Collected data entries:
------------------------------------------------------------
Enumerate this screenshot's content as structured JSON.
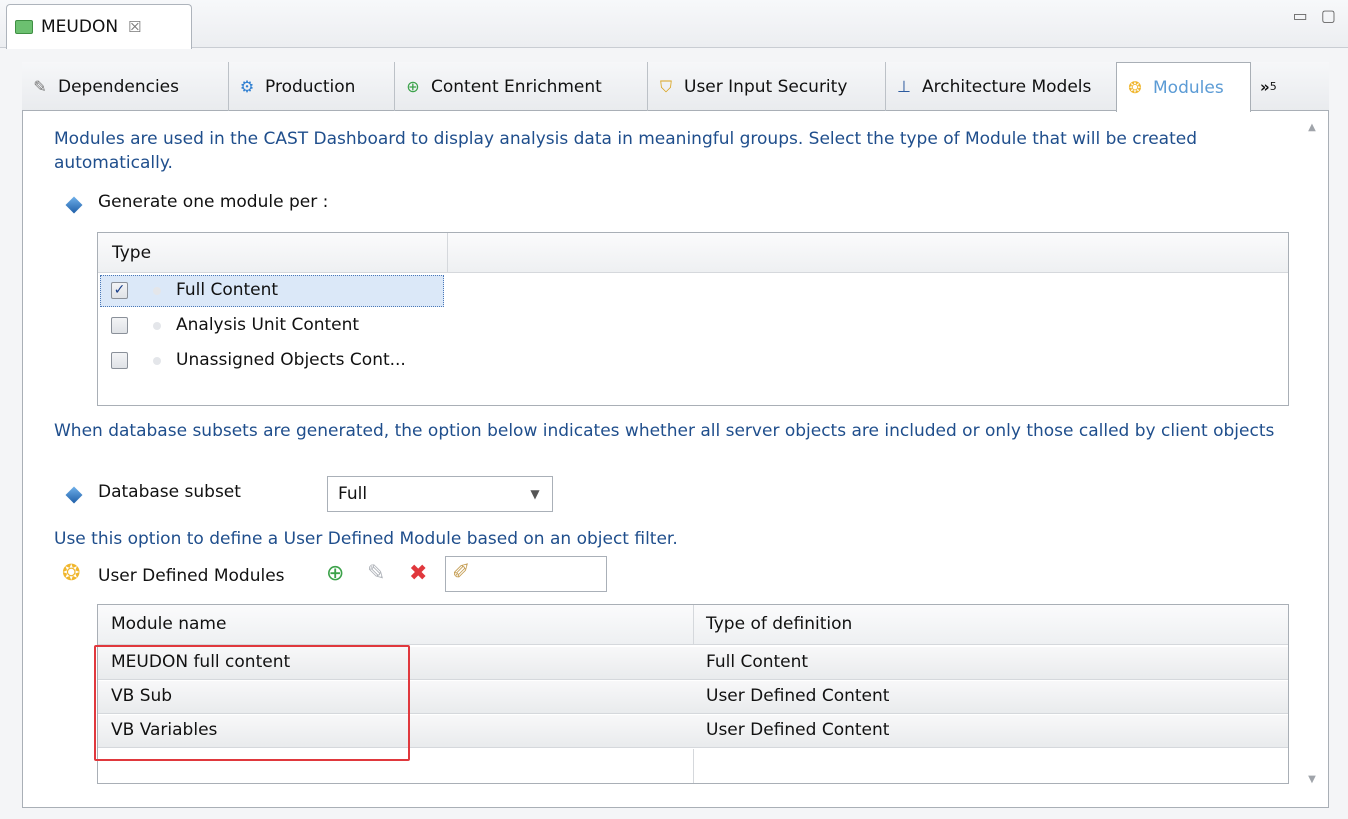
{
  "editor": {
    "title": "MEUDON",
    "close_glyph": "☒",
    "window_controls": "▭ ▢"
  },
  "tabs": [
    {
      "label": "Dependencies",
      "icon": "dependencies-icon",
      "glyph": "✎"
    },
    {
      "label": "Production",
      "icon": "production-icon",
      "glyph": "⚙"
    },
    {
      "label": "Content Enrichment",
      "icon": "content-enrichment-icon",
      "glyph": "⊕"
    },
    {
      "label": "User Input Security",
      "icon": "shield-icon",
      "glyph": "⛉"
    },
    {
      "label": "Architecture Models",
      "icon": "architecture-icon",
      "glyph": "⊥"
    },
    {
      "label": "Modules",
      "icon": "modules-icon",
      "glyph": "❂",
      "active": true
    }
  ],
  "tabs_overflow": {
    "label": "»",
    "count": "5"
  },
  "modules_intro": "Modules are used in the CAST Dashboard to display analysis data in meaningful groups. Select the type of Module that will be created automatically.",
  "generate": {
    "label": "Generate one module per :",
    "column_header": "Type",
    "rows": [
      {
        "label": "Full Content",
        "checked": true
      },
      {
        "label": "Analysis Unit Content",
        "checked": false
      },
      {
        "label": "Unassigned Objects Cont...",
        "checked": false
      }
    ]
  },
  "subset_intro": "When database subsets are generated, the option below indicates whether all server objects are included or only those called by client objects",
  "database_subset": {
    "label": "Database subset",
    "value": "Full"
  },
  "udm_intro": "Use this option to define a User Defined Module based on an object filter.",
  "udm": {
    "label": "User Defined Modules",
    "filter_value": "",
    "columns": [
      "Module name",
      "Type of definition"
    ],
    "rows": [
      {
        "name": "MEUDON full content",
        "type": "Full Content"
      },
      {
        "name": "VB Sub",
        "type": "User Defined Content"
      },
      {
        "name": "VB Variables",
        "type": "User Defined Content"
      }
    ]
  },
  "colors": {
    "accent": "#5b9bd5",
    "intro_text": "#1f4e8c",
    "highlight": "#e0383d"
  }
}
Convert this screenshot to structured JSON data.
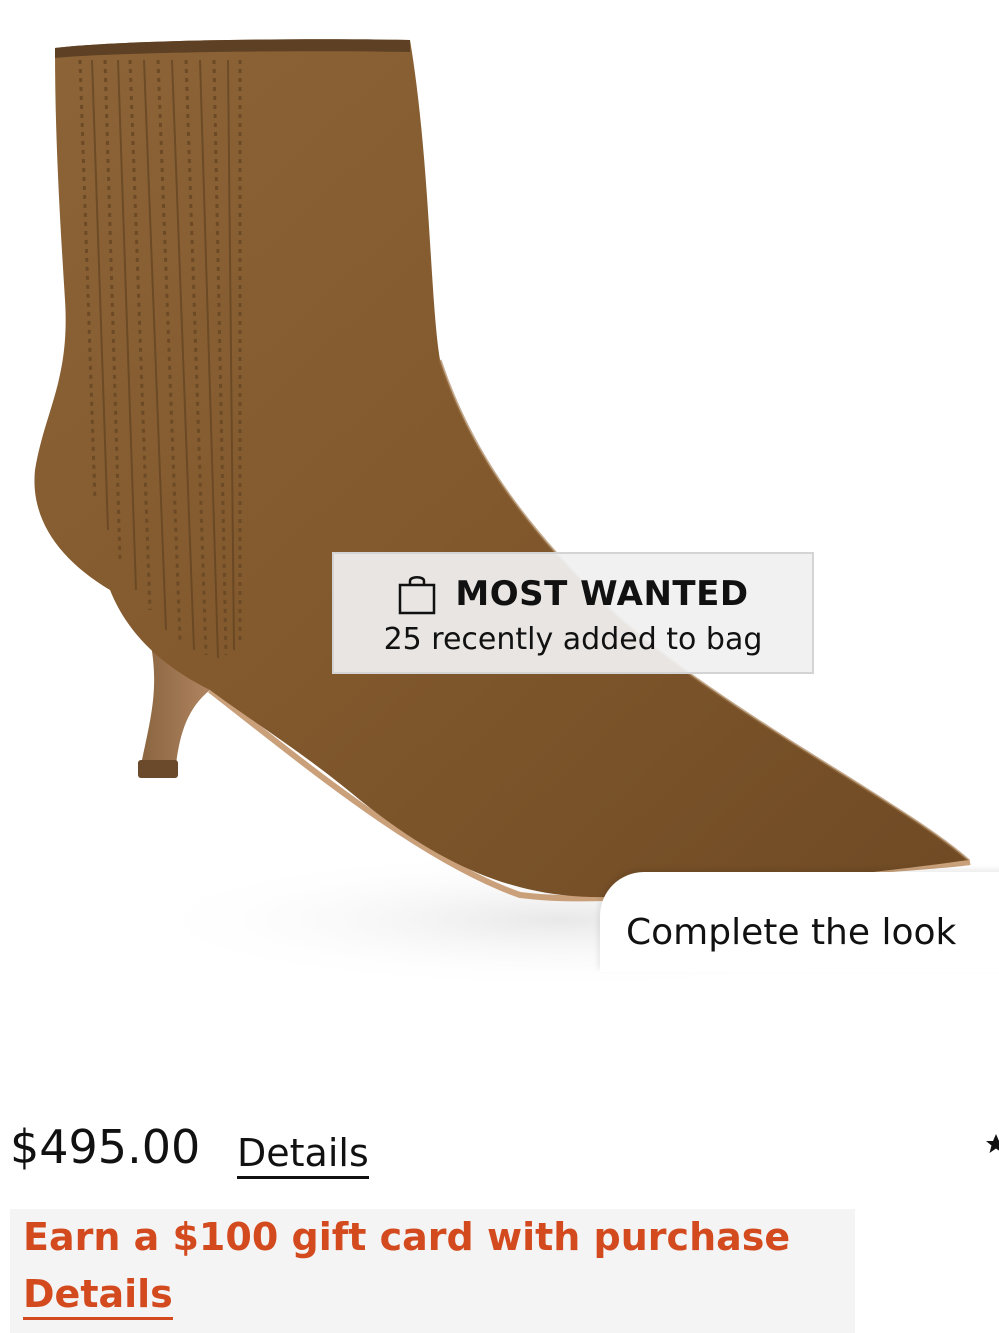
{
  "product": {
    "image_alt": "brown suede pointed-toe kitten heel ankle boot"
  },
  "badge": {
    "icon": "shopping-bag-icon",
    "title": "MOST WANTED",
    "subtitle": "25 recently added to bag"
  },
  "complete_look": {
    "label": "Complete the look"
  },
  "pricing": {
    "price": "$495.00",
    "details_label": "Details"
  },
  "rating": {
    "icon": "star-icon"
  },
  "promo": {
    "text": "Earn a $100 gift card with purchase",
    "details_label": "Details",
    "color": "#d34a1e"
  }
}
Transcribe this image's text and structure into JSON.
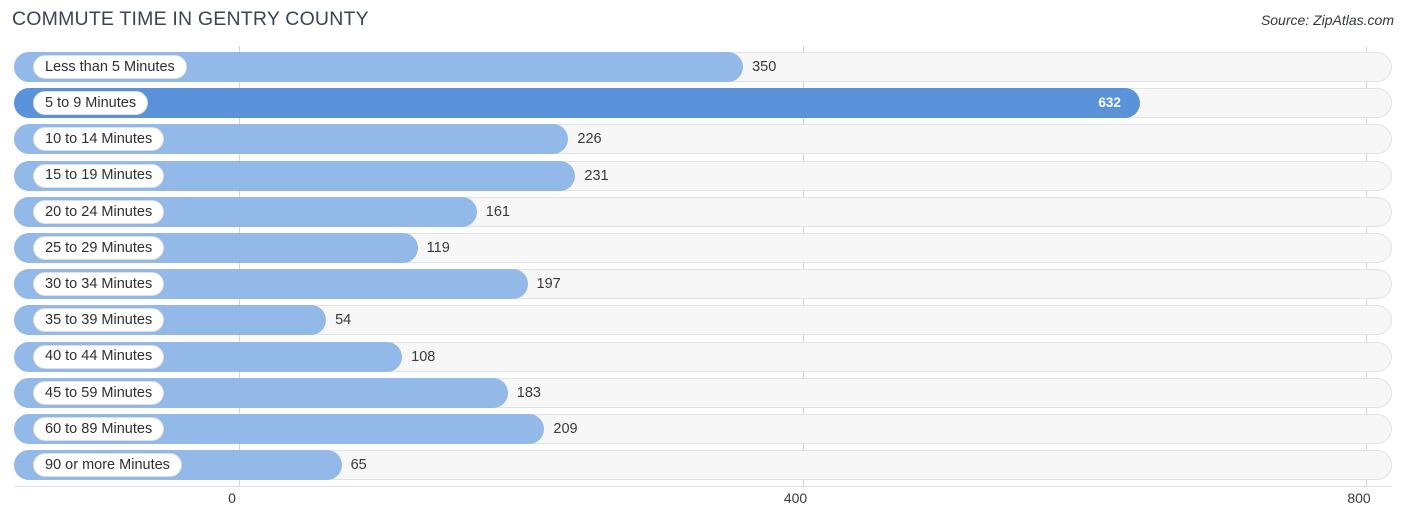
{
  "header": {
    "title": "COMMUTE TIME IN GENTRY COUNTY",
    "source": "Source: ZipAtlas.com"
  },
  "chart_data": {
    "type": "bar",
    "orientation": "horizontal",
    "title": "COMMUTE TIME IN GENTRY COUNTY",
    "xlabel": "",
    "ylabel": "",
    "xlim": [
      0,
      800
    ],
    "xticks": [
      0,
      400,
      800
    ],
    "xtick_labels": [
      "0",
      "400",
      "800"
    ],
    "grid": true,
    "legend": false,
    "highlight_color": "#5b93db",
    "bar_color": "#92b9e8",
    "track_color": "#f7f7f7",
    "categories": [
      "Less than 5 Minutes",
      "5 to 9 Minutes",
      "10 to 14 Minutes",
      "15 to 19 Minutes",
      "20 to 24 Minutes",
      "25 to 29 Minutes",
      "30 to 34 Minutes",
      "35 to 39 Minutes",
      "40 to 44 Minutes",
      "45 to 59 Minutes",
      "60 to 89 Minutes",
      "90 or more Minutes"
    ],
    "values": [
      350,
      632,
      226,
      231,
      161,
      119,
      197,
      54,
      108,
      183,
      209,
      65
    ],
    "value_labels": [
      "350",
      "632",
      "226",
      "231",
      "161",
      "119",
      "197",
      "54",
      "108",
      "183",
      "209",
      "65"
    ],
    "highlighted_index": 1
  }
}
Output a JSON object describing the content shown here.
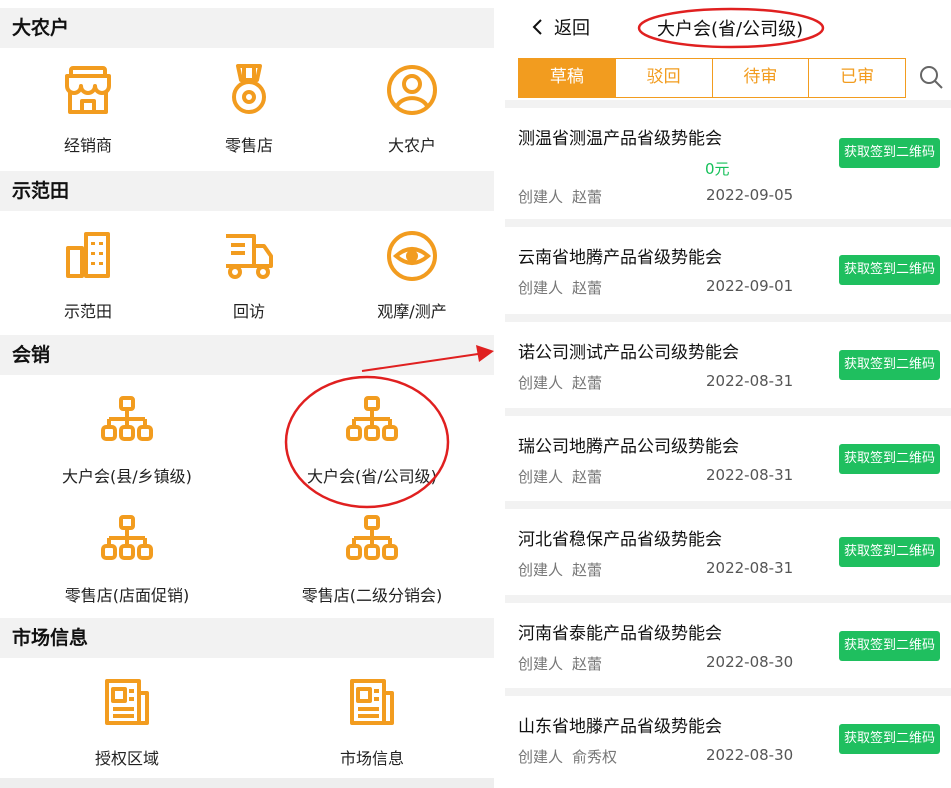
{
  "left": {
    "sections": [
      {
        "title": "大农户",
        "items": [
          {
            "label": "经销商",
            "icon": "store-icon"
          },
          {
            "label": "零售店",
            "icon": "medal-icon"
          },
          {
            "label": "大农户",
            "icon": "user-circle-icon"
          }
        ]
      },
      {
        "title": "示范田",
        "items": [
          {
            "label": "示范田",
            "icon": "building-icon"
          },
          {
            "label": "回访",
            "icon": "truck-icon"
          },
          {
            "label": "观摩/测产",
            "icon": "eye-icon"
          }
        ]
      },
      {
        "title": "会销",
        "items": [
          {
            "label": "大户会(县/乡镇级)",
            "icon": "org-chart-icon"
          },
          {
            "label": "大户会(省/公司级)",
            "icon": "org-chart-icon"
          },
          {
            "label": "零售店(店面促销)",
            "icon": "org-chart-icon"
          },
          {
            "label": "零售店(二级分销会)",
            "icon": "org-chart-icon"
          }
        ]
      },
      {
        "title": "市场信息",
        "items": [
          {
            "label": "授权区域",
            "icon": "news-icon"
          },
          {
            "label": "市场信息",
            "icon": "news-icon"
          }
        ]
      }
    ]
  },
  "right": {
    "back_label": "返回",
    "title": "大户会(省/公司级)",
    "tabs": [
      "草稿",
      "驳回",
      "待审",
      "已审"
    ],
    "active_tab": "草稿",
    "creator_label": "创建人",
    "qr_button_label": "获取签到二维码",
    "records": [
      {
        "name": "测温省测温产品省级势能会",
        "amount": "0元",
        "creator": "赵蕾",
        "date": "2022-09-05"
      },
      {
        "name": "云南省地腾产品省级势能会",
        "creator": "赵蕾",
        "date": "2022-09-01"
      },
      {
        "name": "诺公司测试产品公司级势能会",
        "creator": "赵蕾",
        "date": "2022-08-31"
      },
      {
        "name": "瑞公司地腾产品公司级势能会",
        "creator": "赵蕾",
        "date": "2022-08-31"
      },
      {
        "name": "河北省稳保产品省级势能会",
        "creator": "赵蕾",
        "date": "2022-08-31"
      },
      {
        "name": "河南省泰能产品省级势能会",
        "creator": "赵蕾",
        "date": "2022-08-30"
      },
      {
        "name": "山东省地滕产品省级势能会",
        "creator": "俞秀权",
        "date": "2022-08-30"
      }
    ]
  },
  "colors": {
    "accent": "#f29c1f",
    "green": "#1fbf5f",
    "annotation": "#e02020"
  }
}
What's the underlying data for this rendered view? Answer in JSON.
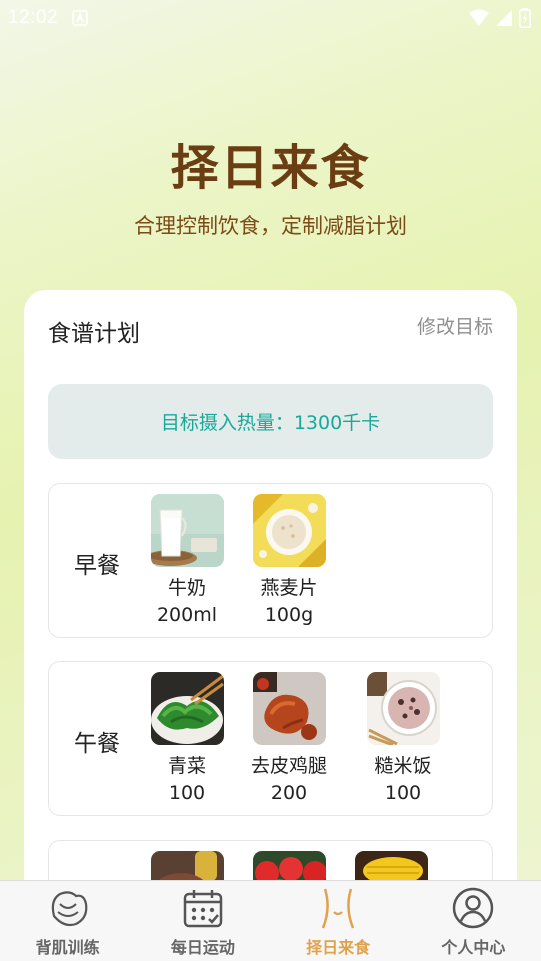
{
  "status_bar": {
    "time": "12:02"
  },
  "hero": {
    "title": "择日来食",
    "subtitle": "合理控制饮食，定制减脂计划"
  },
  "plan_card": {
    "title": "食谱计划",
    "edit_label": "修改目标",
    "target_label": "目标摄入热量：1300千卡",
    "meals": [
      {
        "name": "早餐",
        "foods": [
          {
            "name": "牛奶",
            "amount": "200ml",
            "image": "milk"
          },
          {
            "name": "燕麦片",
            "amount": "100g",
            "image": "oatmeal"
          }
        ]
      },
      {
        "name": "午餐",
        "foods": [
          {
            "name": "青菜",
            "amount": "100",
            "image": "greens"
          },
          {
            "name": "去皮鸡腿",
            "amount": "200",
            "image": "chicken-leg"
          },
          {
            "name": "糙米饭",
            "amount": "100",
            "image": "brown-rice"
          }
        ]
      },
      {
        "name": "",
        "foods": [
          {
            "name": "",
            "amount": "",
            "image": "steak"
          },
          {
            "name": "",
            "amount": "",
            "image": "tomatoes"
          },
          {
            "name": "",
            "amount": "",
            "image": "corn"
          }
        ]
      }
    ]
  },
  "tabbar": {
    "active_color": "#e0a24a",
    "tabs": [
      {
        "label": "背肌训练",
        "icon": "back-muscle-icon"
      },
      {
        "label": "每日运动",
        "icon": "calendar-icon"
      },
      {
        "label": "择日来食",
        "icon": "waist-icon",
        "active": true
      },
      {
        "label": "个人中心",
        "icon": "person-icon"
      }
    ]
  },
  "colors": {
    "title_brown": "#6a3d12",
    "target_teal": "#1aa89a",
    "muted_gray": "#8f8f8f"
  }
}
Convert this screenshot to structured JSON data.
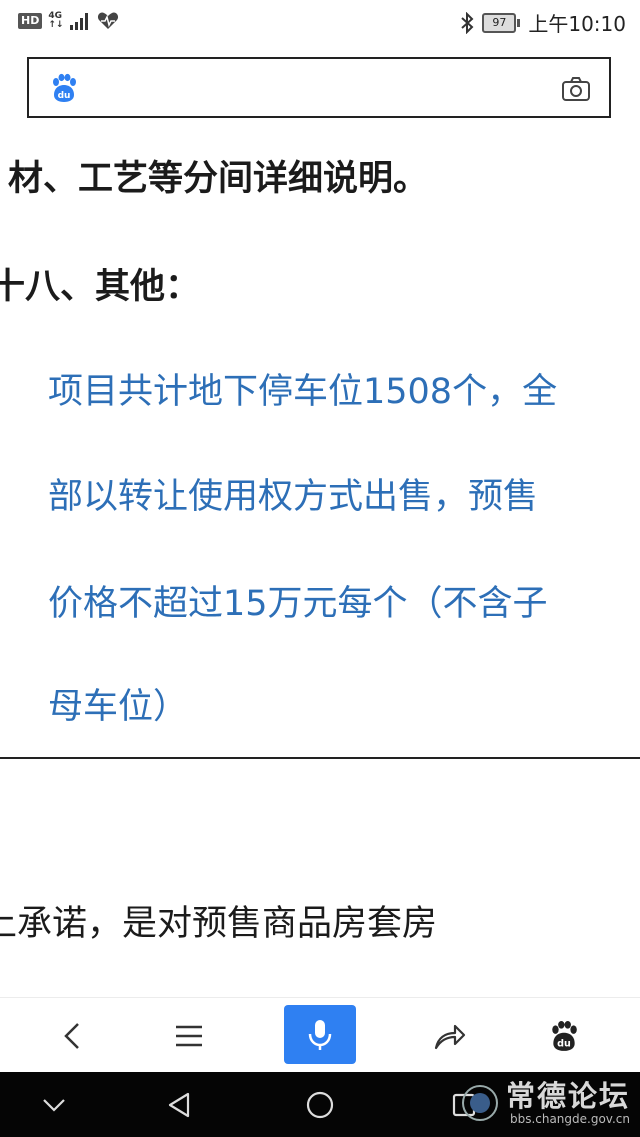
------------------------------------------------------------
Find every line in the records above that holds the word "JSON", and copy each one.

Enumerate this screenshot's content as structured JSON.
Convert this screenshot to structured JSON data.
Transcribe this image's text and structure into JSON.
Output a JSON object describing the content shown here.
What's the underlying data for this rendered view? Answer in JSON.
Convert this screenshot to structured JSON data.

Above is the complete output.